Figure record listings:

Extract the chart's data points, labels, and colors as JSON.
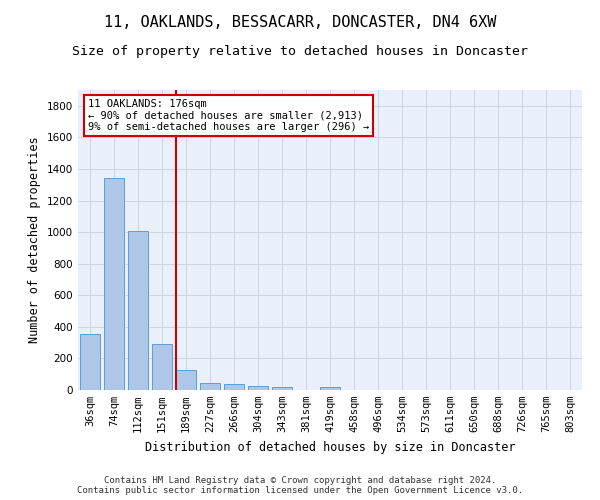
{
  "title": "11, OAKLANDS, BESSACARR, DONCASTER, DN4 6XW",
  "subtitle": "Size of property relative to detached houses in Doncaster",
  "xlabel": "Distribution of detached houses by size in Doncaster",
  "ylabel": "Number of detached properties",
  "bar_color": "#aec6e8",
  "bar_edge_color": "#5a9fd4",
  "background_color": "#eaf0fb",
  "grid_color": "#c8d0dc",
  "categories": [
    "36sqm",
    "74sqm",
    "112sqm",
    "151sqm",
    "189sqm",
    "227sqm",
    "266sqm",
    "304sqm",
    "343sqm",
    "381sqm",
    "419sqm",
    "458sqm",
    "496sqm",
    "534sqm",
    "573sqm",
    "611sqm",
    "650sqm",
    "688sqm",
    "726sqm",
    "765sqm",
    "803sqm"
  ],
  "values": [
    355,
    1345,
    1008,
    290,
    125,
    42,
    35,
    24,
    19,
    0,
    20,
    0,
    0,
    0,
    0,
    0,
    0,
    0,
    0,
    0,
    0
  ],
  "ylim": [
    0,
    1900
  ],
  "yticks": [
    0,
    200,
    400,
    600,
    800,
    1000,
    1200,
    1400,
    1600,
    1800
  ],
  "annotation_text": "11 OAKLANDS: 176sqm\n← 90% of detached houses are smaller (2,913)\n9% of semi-detached houses are larger (296) →",
  "annotation_box_color": "#ffffff",
  "annotation_box_edge_color": "#cc0000",
  "red_line_x": 3.57,
  "footer": "Contains HM Land Registry data © Crown copyright and database right 2024.\nContains public sector information licensed under the Open Government Licence v3.0.",
  "title_fontsize": 11,
  "subtitle_fontsize": 9.5,
  "axis_label_fontsize": 8.5,
  "tick_fontsize": 7.5,
  "annotation_fontsize": 7.5,
  "footer_fontsize": 6.5
}
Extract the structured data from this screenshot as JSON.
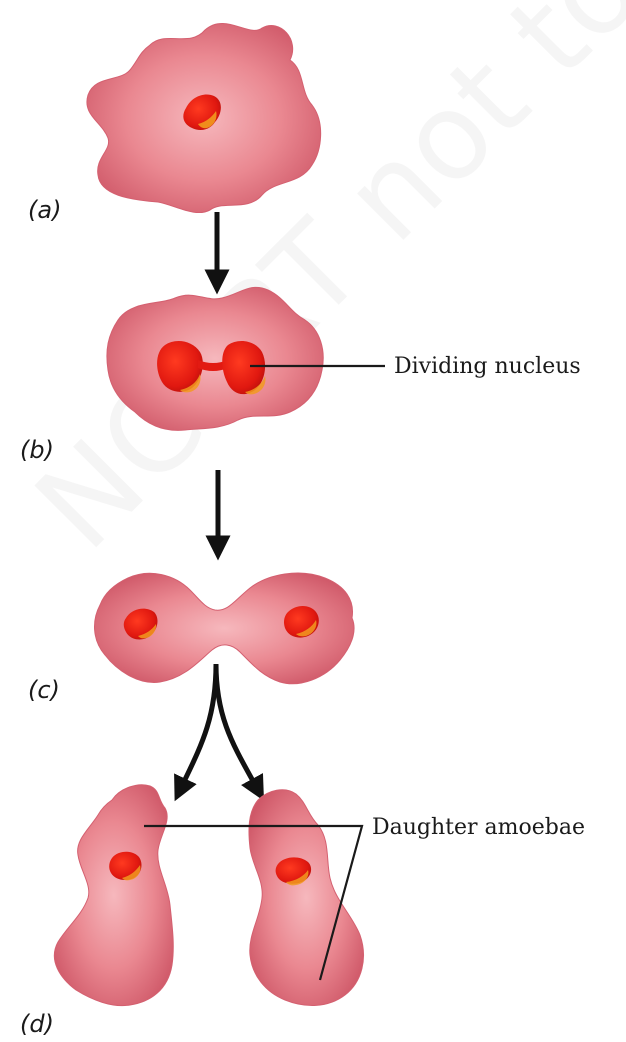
{
  "stage_labels": {
    "a": "(a)",
    "b": "(b)",
    "c": "(c)",
    "d": "(d)"
  },
  "callouts": {
    "dividing_nucleus": "Dividing nucleus",
    "daughter_amoebae": "Daughter amoebae"
  },
  "watermark": "NCERT not to be republished",
  "colors": {
    "cell_body": "#e57a86",
    "cell_edge": "#c64a5c",
    "nucleus": "#e41e14",
    "nucleus_shade": "#f29a1e",
    "arrow": "#111111"
  }
}
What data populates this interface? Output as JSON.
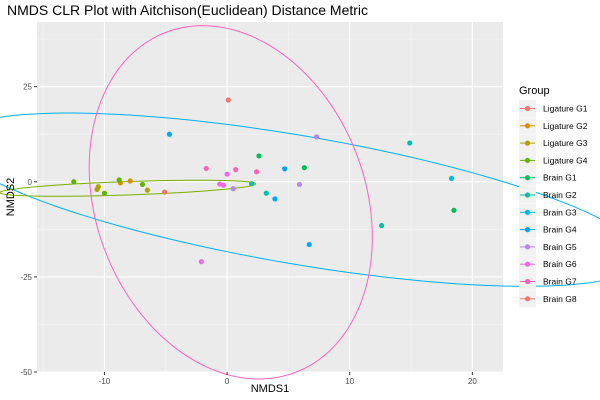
{
  "chart_data": {
    "type": "scatter",
    "title": "NMDS CLR Plot with Aitchison(Euclidean) Distance Metric",
    "xlabel": "NMDS1",
    "ylabel": "NMDS2",
    "xlim": [
      -15.5,
      22.5
    ],
    "ylim": [
      -50,
      42
    ],
    "xticks": [
      -10,
      0,
      10,
      20
    ],
    "xtick_labels": [
      "-10",
      "0",
      "10",
      "20"
    ],
    "yticks": [
      -50,
      -25,
      0,
      25
    ],
    "ytick_labels": [
      "-50",
      "-25",
      "0",
      "25"
    ],
    "grid": true,
    "legend_title": "Group",
    "legend_position": "right",
    "series": [
      {
        "name": "Ligature G1",
        "color": "#F8766D",
        "x": [
          -5.1
        ],
        "y": [
          -2.7
        ]
      },
      {
        "name": "Ligature G2",
        "color": "#DB8E00",
        "x": [
          -8.7,
          -7.9
        ],
        "y": [
          -0.3,
          0.2
        ]
      },
      {
        "name": "Ligature G3",
        "color": "#AEA200",
        "x": [
          -10.6,
          -10.5,
          -6.5
        ],
        "y": [
          -2.0,
          -1.3,
          -2.2
        ]
      },
      {
        "name": "Ligature G4",
        "color": "#64B200",
        "x": [
          -12.5,
          -10.0,
          -8.8,
          -6.9
        ],
        "y": [
          0.0,
          -3.0,
          0.5,
          -0.7
        ]
      },
      {
        "name": "Brain G1",
        "color": "#00BD5C",
        "x": [
          2.6,
          6.3,
          18.5
        ],
        "y": [
          6.8,
          3.7,
          -7.5
        ]
      },
      {
        "name": "Brain G2",
        "color": "#00C1A7",
        "x": [
          2.0,
          3.2,
          12.6,
          14.9
        ],
        "y": [
          -0.5,
          -3.0,
          -11.5,
          10.2
        ]
      },
      {
        "name": "Brain G3",
        "color": "#00BADE",
        "x": [
          18.3
        ],
        "y": [
          0.9
        ]
      },
      {
        "name": "Brain G4",
        "color": "#00A6FF",
        "x": [
          -4.7,
          3.9,
          4.7,
          6.7
        ],
        "y": [
          12.5,
          -4.5,
          3.4,
          -16.5
        ]
      },
      {
        "name": "Brain G5",
        "color": "#B385FF",
        "x": [
          7.3,
          0.5,
          5.9
        ],
        "y": [
          11.8,
          -1.8,
          -0.7
        ]
      },
      {
        "name": "Brain G6",
        "color": "#EF67EB",
        "x": [
          -2.1,
          0.0,
          -0.6,
          -0.3
        ],
        "y": [
          -21.0,
          2.0,
          -0.6,
          -0.9
        ]
      },
      {
        "name": "Brain G7",
        "color": "#FF63B6",
        "x": [
          -1.7,
          0.7,
          2.4
        ],
        "y": [
          3.5,
          3.2,
          2.6
        ]
      },
      {
        "name": "Brain G8",
        "color": "#F8766D",
        "x": [
          0.1
        ],
        "y": [
          21.5
        ]
      }
    ],
    "ellipses": [
      {
        "color": "#00B0F6",
        "cx": 5.7,
        "cy": -4.7,
        "rx": 33.2,
        "ry": 14.5,
        "angle_deg": -36
      },
      {
        "color": "#FF62BC",
        "cx": 0.3,
        "cy": -5.4,
        "rx": 46.5,
        "ry": 11.3,
        "angle_deg": -87
      },
      {
        "color": "#7CAE00",
        "cx": -8.1,
        "cy": -1.7,
        "rx": 10.5,
        "ry": 1.75,
        "angle_deg": 6.5
      }
    ]
  }
}
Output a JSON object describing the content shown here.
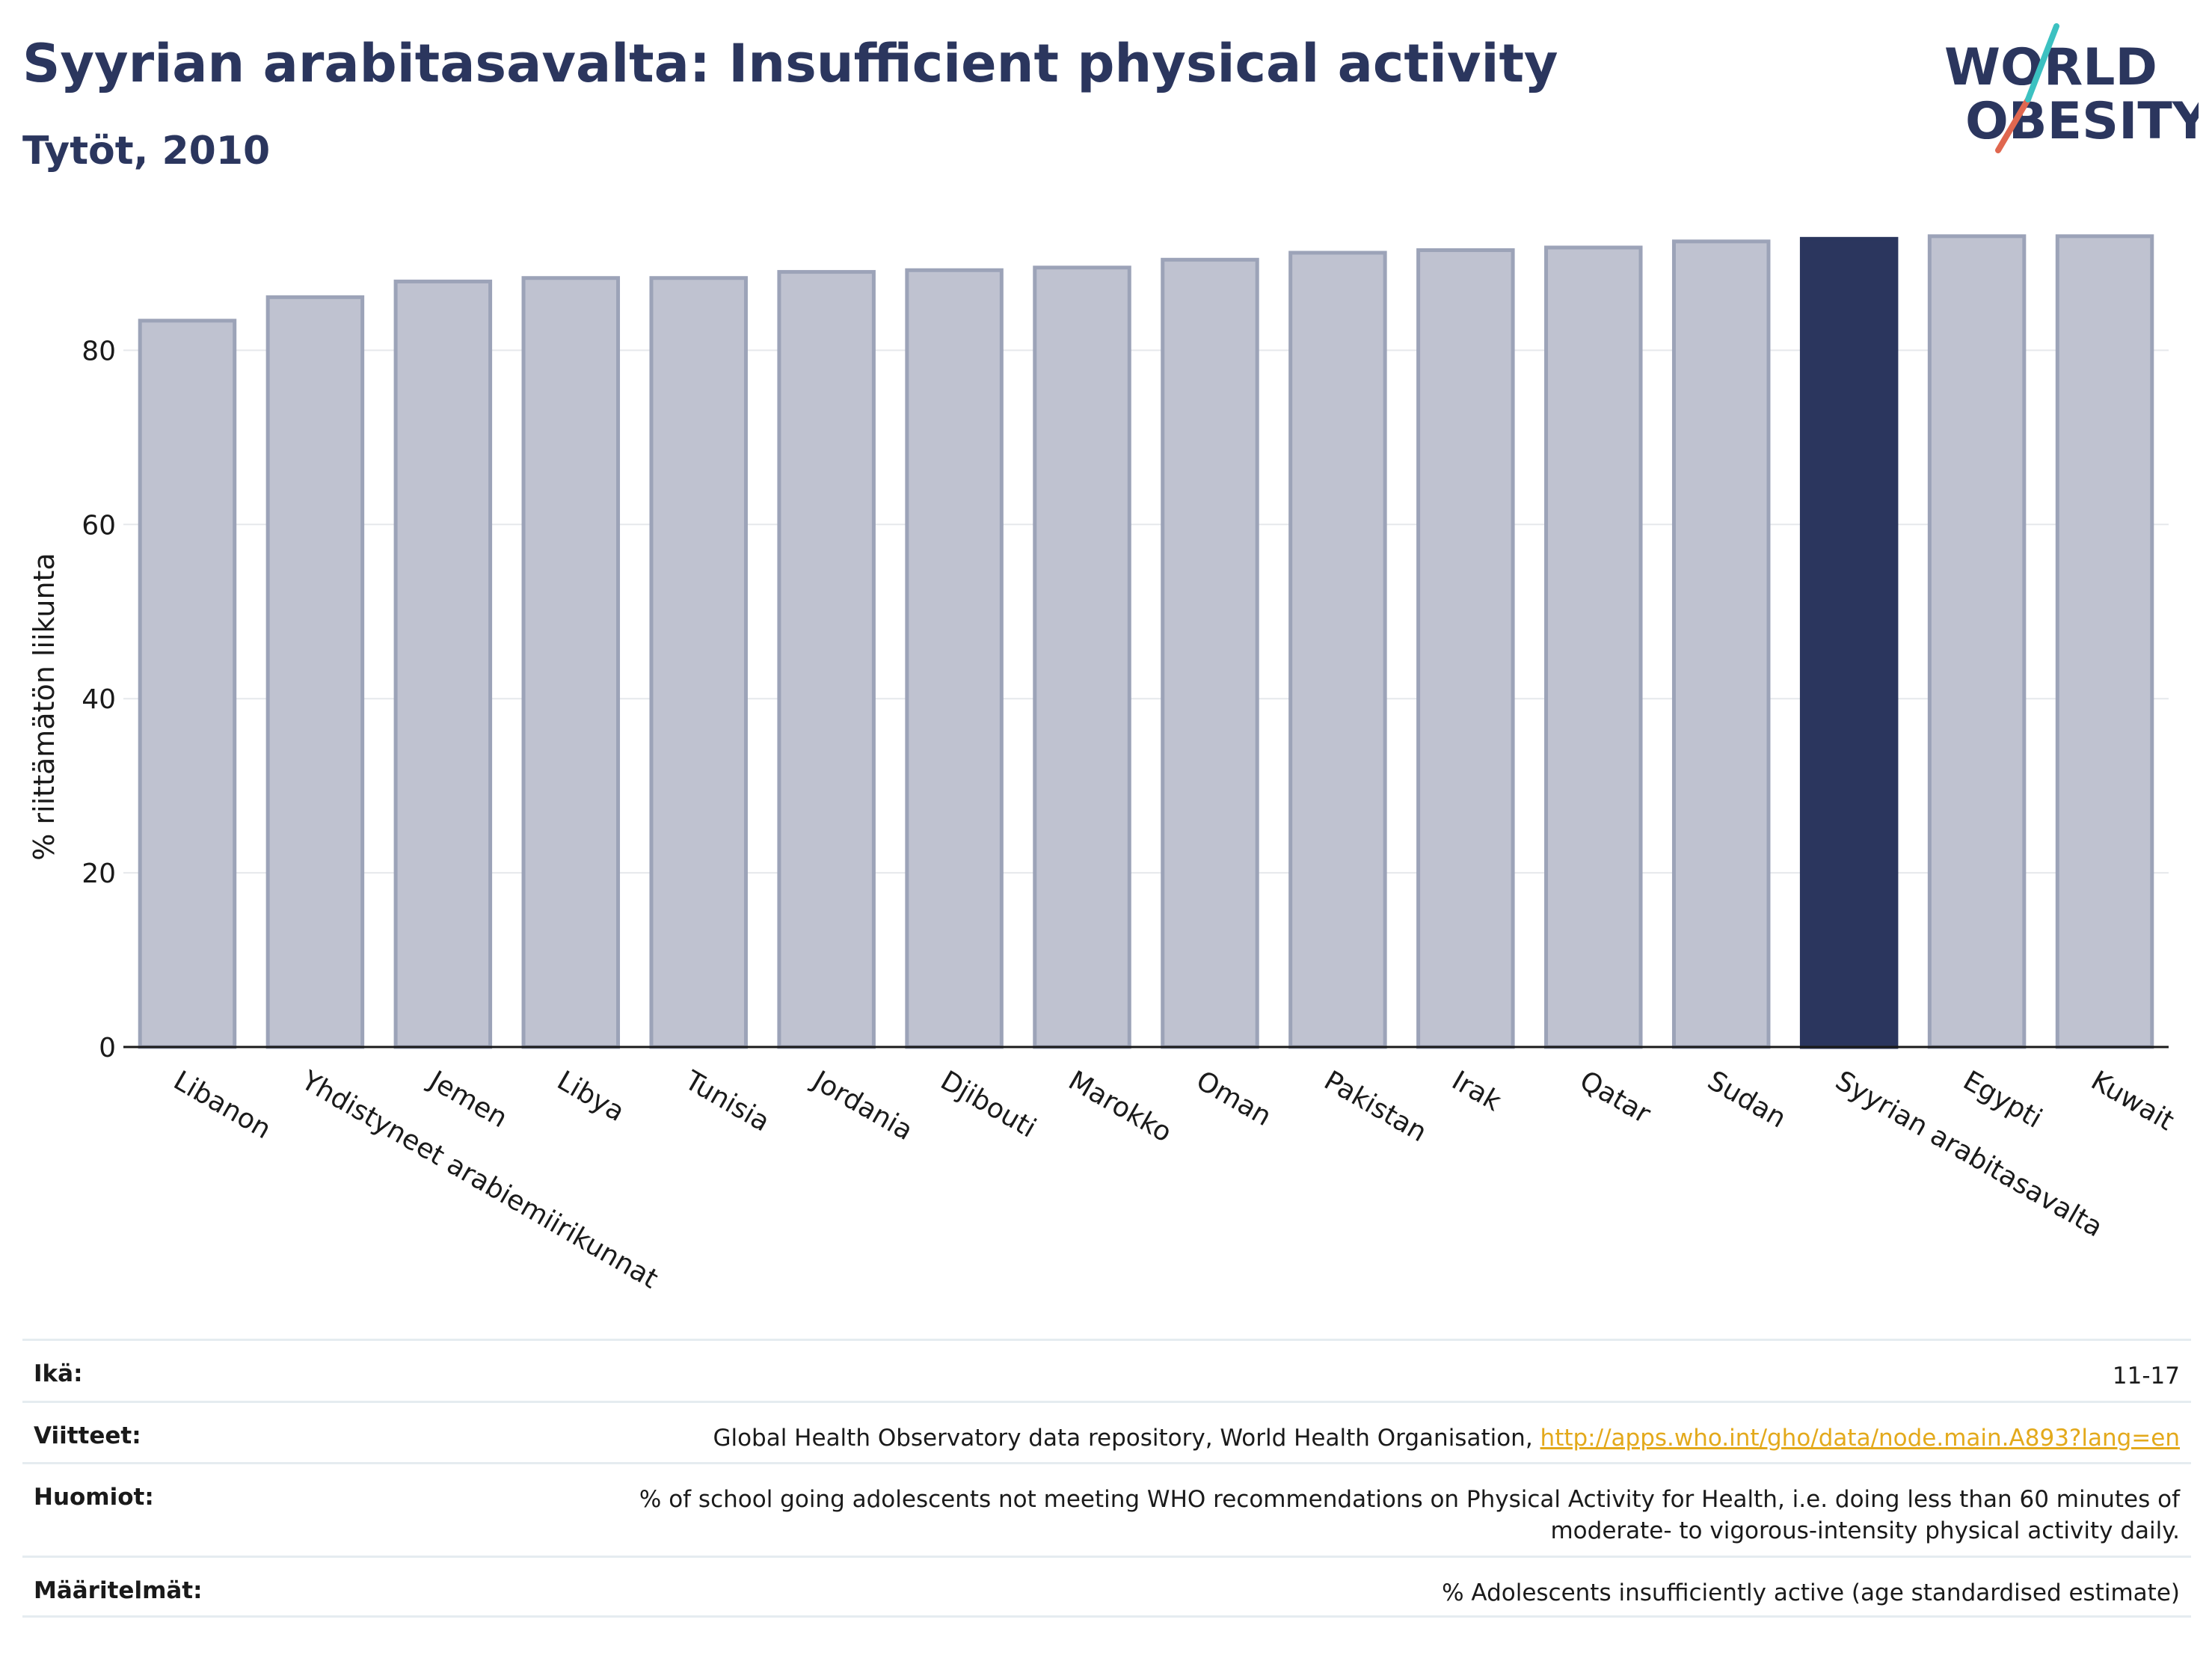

WRITTEN REQUEST: Looking at the records above, work out how many lines include the string "Extract". Give the number and nothing else.

TASK SOLUTION: 2